Exercise aim>
Extract each line of the records below that contains the word "JSON".

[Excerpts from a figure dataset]
________________________
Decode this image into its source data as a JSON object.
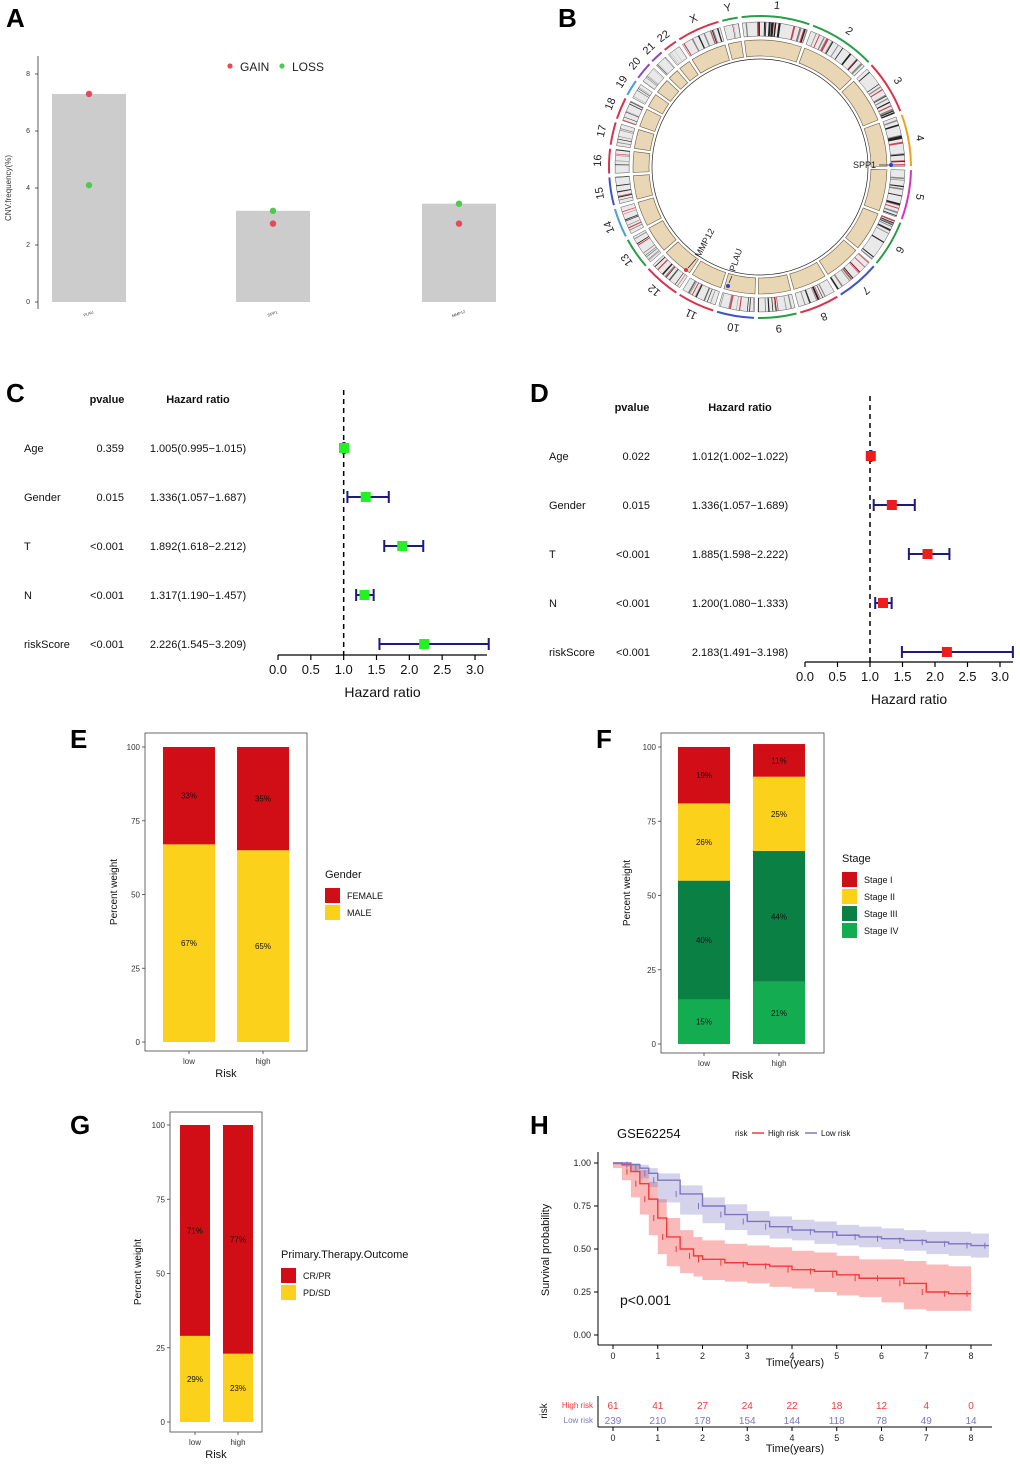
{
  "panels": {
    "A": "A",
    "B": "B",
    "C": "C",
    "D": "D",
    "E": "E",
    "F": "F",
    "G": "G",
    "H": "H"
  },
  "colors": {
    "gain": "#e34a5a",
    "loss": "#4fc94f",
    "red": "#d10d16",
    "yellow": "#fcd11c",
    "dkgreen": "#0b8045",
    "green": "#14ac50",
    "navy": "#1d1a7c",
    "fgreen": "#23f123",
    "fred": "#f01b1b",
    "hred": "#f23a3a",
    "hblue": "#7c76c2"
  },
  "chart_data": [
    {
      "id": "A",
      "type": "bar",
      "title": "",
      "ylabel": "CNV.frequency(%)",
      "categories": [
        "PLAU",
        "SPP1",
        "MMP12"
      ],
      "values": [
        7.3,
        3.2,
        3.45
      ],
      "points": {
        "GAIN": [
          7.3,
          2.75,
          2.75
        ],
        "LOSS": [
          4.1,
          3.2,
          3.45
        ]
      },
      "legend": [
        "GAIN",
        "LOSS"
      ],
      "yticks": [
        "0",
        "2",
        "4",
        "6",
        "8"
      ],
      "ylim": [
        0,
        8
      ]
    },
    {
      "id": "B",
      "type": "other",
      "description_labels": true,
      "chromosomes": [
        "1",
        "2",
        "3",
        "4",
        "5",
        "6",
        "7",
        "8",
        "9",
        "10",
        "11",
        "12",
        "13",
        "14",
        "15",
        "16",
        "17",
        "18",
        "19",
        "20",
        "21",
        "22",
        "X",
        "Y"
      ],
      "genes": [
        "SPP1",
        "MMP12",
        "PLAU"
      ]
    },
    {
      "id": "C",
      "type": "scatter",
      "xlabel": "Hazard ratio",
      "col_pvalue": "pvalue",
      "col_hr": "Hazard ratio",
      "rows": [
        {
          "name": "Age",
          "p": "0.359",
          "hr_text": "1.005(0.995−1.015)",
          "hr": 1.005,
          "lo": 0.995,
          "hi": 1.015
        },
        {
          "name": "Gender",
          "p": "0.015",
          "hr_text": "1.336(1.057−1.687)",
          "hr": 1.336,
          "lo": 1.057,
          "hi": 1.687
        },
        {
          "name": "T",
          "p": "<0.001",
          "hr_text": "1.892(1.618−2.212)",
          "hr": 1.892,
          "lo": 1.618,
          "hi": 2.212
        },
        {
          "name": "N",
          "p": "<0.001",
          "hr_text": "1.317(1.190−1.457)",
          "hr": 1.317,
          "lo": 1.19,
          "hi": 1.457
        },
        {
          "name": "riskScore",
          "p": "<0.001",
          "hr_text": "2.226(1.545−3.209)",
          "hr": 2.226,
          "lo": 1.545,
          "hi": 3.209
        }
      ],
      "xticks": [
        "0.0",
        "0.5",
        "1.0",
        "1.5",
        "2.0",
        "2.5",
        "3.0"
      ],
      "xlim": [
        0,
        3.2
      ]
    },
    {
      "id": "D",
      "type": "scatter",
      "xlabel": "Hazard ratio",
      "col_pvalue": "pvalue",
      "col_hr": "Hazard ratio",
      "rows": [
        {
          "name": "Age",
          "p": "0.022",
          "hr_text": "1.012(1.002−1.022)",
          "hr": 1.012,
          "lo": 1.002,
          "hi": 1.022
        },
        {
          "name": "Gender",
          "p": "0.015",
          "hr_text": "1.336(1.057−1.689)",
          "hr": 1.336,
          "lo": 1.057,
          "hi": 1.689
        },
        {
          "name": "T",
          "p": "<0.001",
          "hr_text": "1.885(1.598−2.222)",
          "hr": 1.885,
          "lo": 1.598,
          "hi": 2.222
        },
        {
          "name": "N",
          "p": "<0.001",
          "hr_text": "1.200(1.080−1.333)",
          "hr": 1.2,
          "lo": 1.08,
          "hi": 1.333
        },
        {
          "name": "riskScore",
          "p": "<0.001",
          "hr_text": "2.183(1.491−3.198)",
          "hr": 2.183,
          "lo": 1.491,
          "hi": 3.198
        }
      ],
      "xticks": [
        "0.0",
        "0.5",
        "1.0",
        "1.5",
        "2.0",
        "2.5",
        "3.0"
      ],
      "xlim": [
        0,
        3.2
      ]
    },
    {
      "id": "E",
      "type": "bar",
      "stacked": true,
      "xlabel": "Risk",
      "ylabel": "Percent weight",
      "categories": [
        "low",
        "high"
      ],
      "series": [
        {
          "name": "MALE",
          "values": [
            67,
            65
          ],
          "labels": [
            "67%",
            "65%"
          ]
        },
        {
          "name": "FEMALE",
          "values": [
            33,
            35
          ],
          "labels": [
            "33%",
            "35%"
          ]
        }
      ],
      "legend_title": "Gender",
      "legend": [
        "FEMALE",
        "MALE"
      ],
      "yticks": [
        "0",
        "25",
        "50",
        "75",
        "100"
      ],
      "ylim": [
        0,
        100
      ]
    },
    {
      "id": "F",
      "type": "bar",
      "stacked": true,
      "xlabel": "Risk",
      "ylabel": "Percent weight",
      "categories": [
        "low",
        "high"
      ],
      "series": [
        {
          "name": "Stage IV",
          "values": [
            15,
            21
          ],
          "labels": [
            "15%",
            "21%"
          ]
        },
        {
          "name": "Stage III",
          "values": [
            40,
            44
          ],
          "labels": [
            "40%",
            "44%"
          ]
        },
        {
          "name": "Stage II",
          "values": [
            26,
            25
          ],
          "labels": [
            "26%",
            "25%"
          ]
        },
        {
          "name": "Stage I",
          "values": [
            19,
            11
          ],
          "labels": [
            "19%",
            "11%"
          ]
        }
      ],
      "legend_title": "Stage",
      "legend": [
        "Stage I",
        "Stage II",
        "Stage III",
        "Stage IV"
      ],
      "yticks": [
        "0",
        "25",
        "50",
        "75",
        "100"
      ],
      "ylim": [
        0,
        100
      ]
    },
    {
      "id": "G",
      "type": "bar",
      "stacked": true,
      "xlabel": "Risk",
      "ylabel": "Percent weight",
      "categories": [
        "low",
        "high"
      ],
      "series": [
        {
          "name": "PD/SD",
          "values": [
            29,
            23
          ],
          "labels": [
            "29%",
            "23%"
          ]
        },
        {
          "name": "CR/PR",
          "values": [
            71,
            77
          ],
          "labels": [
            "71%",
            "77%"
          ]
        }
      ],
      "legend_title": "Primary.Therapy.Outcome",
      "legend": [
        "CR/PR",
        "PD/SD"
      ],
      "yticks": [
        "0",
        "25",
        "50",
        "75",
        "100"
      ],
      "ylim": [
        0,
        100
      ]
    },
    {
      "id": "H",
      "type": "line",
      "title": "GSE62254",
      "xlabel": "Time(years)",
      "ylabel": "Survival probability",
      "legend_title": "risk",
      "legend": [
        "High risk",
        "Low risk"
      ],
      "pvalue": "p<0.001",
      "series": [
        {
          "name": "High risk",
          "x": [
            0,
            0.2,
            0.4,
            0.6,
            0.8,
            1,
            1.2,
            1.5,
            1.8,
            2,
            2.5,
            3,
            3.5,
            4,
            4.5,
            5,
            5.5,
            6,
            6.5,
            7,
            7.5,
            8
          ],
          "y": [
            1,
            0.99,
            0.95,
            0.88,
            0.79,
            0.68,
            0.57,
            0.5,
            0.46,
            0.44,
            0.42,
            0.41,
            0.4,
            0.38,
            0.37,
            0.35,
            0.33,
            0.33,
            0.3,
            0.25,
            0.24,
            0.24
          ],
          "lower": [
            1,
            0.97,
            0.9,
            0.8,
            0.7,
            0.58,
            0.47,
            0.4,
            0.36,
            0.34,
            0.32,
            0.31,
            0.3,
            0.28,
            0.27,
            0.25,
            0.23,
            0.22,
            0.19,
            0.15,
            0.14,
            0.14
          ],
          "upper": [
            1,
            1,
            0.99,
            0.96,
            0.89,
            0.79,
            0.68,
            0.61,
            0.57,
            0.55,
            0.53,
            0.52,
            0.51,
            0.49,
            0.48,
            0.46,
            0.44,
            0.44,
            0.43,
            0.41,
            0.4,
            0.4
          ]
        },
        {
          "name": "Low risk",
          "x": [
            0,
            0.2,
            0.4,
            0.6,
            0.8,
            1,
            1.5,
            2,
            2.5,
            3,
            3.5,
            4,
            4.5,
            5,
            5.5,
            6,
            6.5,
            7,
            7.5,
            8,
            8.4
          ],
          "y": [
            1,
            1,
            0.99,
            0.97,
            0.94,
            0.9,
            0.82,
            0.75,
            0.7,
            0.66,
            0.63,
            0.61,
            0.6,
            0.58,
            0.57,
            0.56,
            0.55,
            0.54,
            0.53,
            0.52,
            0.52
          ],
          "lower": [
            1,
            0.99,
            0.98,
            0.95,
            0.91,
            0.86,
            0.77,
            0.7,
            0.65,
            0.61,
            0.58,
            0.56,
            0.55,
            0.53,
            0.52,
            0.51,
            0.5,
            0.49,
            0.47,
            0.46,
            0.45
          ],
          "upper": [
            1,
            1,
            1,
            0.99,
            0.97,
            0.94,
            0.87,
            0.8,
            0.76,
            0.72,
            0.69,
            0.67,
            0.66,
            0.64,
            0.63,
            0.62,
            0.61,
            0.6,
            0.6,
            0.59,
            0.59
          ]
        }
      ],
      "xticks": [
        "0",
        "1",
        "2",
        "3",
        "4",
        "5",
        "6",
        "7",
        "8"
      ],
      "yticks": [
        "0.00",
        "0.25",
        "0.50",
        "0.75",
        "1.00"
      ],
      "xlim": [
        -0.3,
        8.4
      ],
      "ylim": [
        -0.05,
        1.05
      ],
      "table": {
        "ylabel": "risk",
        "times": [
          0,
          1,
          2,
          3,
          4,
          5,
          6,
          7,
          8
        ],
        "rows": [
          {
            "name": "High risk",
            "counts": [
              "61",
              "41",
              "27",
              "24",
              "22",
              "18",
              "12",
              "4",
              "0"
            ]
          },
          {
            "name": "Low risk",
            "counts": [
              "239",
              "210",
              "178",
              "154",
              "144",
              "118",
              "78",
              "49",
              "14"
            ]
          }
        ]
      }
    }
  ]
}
________________________
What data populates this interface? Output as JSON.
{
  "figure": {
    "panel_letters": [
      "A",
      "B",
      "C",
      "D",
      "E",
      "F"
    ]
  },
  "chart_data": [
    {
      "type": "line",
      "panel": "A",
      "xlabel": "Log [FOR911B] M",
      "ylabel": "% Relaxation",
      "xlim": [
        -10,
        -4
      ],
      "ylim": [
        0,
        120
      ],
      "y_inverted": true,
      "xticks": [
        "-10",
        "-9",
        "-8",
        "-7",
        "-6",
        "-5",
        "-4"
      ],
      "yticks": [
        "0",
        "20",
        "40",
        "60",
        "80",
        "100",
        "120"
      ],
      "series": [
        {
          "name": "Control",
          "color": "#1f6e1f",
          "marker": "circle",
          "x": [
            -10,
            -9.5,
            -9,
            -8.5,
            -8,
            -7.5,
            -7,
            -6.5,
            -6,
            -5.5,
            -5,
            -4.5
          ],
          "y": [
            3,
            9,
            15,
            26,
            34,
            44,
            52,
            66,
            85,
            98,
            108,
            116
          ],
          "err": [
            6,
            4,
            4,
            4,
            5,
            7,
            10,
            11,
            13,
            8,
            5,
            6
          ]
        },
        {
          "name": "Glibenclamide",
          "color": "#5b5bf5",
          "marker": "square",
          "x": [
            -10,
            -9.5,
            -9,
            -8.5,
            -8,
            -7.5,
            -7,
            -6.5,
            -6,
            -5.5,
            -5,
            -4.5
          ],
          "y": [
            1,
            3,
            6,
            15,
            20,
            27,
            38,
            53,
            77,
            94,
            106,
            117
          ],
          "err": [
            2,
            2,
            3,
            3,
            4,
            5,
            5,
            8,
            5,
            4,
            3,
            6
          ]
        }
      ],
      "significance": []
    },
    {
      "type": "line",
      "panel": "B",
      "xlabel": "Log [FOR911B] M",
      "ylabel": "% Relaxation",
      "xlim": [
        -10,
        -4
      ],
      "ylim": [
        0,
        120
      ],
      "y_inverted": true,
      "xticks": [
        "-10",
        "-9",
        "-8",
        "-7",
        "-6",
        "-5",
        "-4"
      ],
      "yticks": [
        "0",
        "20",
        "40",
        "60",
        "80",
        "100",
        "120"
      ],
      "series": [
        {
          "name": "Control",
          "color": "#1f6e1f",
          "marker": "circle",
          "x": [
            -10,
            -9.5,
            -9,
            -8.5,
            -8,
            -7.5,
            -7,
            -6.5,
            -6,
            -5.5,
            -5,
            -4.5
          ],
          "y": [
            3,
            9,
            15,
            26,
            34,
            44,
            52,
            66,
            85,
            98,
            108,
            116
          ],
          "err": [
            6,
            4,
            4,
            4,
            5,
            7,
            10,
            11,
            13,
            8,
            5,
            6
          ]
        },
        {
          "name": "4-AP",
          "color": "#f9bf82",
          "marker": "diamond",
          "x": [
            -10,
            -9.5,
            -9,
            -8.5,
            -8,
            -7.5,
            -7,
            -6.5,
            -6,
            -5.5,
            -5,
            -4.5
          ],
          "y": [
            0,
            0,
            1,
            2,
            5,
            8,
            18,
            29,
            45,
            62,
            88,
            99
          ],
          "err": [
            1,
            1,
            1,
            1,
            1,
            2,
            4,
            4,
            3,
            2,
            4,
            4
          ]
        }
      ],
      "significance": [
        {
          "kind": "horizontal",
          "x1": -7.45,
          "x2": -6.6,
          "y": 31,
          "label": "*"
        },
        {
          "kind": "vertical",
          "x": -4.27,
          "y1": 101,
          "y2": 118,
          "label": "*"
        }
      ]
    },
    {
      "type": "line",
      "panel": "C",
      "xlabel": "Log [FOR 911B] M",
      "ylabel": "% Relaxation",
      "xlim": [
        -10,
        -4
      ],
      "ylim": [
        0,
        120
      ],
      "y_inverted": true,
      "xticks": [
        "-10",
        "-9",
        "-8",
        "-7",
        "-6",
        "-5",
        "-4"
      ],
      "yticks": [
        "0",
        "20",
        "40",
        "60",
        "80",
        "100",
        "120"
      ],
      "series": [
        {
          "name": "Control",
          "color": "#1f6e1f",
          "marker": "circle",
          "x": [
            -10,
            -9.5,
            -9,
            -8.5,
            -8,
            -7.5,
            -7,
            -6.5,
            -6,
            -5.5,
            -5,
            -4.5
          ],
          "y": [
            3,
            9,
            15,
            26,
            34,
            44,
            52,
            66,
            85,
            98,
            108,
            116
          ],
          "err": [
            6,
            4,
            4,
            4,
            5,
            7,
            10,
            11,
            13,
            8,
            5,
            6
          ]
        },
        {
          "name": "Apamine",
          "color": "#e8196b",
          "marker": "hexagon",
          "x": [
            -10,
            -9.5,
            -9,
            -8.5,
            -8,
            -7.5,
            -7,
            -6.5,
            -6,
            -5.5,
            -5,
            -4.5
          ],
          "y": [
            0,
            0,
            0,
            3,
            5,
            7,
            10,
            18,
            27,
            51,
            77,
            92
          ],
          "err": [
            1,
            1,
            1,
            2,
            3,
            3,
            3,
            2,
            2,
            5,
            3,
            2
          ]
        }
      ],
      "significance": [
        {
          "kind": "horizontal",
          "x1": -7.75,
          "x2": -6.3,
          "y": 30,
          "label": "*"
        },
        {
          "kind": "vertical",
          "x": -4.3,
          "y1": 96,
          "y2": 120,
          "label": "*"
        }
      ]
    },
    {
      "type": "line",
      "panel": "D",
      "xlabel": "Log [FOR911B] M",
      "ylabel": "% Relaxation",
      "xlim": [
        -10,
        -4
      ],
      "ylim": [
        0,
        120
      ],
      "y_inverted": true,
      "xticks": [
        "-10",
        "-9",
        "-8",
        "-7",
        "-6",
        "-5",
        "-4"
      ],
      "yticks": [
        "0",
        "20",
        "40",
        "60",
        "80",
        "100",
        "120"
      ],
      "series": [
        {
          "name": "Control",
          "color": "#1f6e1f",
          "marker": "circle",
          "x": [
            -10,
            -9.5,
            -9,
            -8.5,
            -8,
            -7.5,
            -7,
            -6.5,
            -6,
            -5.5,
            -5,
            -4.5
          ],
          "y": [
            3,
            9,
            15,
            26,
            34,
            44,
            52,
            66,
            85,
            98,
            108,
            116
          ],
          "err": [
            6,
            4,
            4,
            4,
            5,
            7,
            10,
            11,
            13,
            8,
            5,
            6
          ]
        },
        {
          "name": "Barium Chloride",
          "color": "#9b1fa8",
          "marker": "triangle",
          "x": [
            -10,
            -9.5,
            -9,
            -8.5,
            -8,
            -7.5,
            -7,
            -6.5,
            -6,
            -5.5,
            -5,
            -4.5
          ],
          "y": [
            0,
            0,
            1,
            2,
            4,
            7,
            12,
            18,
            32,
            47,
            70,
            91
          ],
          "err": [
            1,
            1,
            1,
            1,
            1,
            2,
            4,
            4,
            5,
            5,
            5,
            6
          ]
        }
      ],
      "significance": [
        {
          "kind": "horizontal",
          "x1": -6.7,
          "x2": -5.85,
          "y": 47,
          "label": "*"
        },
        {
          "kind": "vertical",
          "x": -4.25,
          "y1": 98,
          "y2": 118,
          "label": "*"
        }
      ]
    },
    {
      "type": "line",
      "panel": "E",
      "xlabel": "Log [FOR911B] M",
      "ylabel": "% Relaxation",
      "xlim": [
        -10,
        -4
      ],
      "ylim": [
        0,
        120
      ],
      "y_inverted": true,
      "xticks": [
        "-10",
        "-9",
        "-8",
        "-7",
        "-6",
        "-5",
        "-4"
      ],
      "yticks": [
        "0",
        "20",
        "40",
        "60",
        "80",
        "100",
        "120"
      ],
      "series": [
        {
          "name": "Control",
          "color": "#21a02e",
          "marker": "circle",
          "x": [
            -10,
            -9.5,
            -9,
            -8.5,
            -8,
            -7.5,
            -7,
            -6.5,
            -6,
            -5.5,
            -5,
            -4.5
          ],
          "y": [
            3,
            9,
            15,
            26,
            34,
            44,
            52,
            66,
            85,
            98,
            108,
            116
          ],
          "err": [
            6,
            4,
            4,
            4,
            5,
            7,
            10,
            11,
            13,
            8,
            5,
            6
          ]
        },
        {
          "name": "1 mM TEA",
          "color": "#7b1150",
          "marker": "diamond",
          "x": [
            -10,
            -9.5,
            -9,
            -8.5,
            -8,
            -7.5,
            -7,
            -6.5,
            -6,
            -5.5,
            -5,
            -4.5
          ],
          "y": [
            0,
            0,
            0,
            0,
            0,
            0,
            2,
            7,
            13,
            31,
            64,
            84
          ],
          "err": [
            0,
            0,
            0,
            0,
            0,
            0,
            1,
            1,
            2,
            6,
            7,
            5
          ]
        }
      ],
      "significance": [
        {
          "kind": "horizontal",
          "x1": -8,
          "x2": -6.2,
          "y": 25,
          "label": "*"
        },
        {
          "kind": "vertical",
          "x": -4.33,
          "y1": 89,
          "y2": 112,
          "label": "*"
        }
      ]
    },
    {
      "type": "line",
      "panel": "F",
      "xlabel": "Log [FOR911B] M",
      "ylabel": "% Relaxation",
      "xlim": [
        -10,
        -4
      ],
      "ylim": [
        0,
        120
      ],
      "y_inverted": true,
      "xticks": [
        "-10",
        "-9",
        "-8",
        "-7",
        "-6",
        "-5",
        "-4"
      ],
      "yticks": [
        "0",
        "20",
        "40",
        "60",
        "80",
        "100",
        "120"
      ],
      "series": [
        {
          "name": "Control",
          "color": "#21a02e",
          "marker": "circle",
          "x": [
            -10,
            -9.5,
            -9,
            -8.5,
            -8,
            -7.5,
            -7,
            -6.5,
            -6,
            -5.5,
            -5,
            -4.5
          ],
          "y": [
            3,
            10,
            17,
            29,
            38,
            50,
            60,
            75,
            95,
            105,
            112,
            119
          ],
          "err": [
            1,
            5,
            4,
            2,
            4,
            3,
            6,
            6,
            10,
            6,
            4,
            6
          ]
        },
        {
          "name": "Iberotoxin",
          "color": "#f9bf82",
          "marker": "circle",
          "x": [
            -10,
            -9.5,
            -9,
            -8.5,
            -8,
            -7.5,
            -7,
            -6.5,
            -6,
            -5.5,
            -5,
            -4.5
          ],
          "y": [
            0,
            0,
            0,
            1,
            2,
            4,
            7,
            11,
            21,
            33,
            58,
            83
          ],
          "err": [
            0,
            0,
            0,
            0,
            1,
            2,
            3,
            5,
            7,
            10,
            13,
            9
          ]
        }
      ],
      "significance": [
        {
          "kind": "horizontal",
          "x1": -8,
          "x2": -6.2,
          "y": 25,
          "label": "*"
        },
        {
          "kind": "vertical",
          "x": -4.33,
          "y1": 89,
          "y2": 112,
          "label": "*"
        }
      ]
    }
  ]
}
________________________
Response to the task>
Decode this image into its source data as a JSON object.
What data populates this interface? Output as JSON.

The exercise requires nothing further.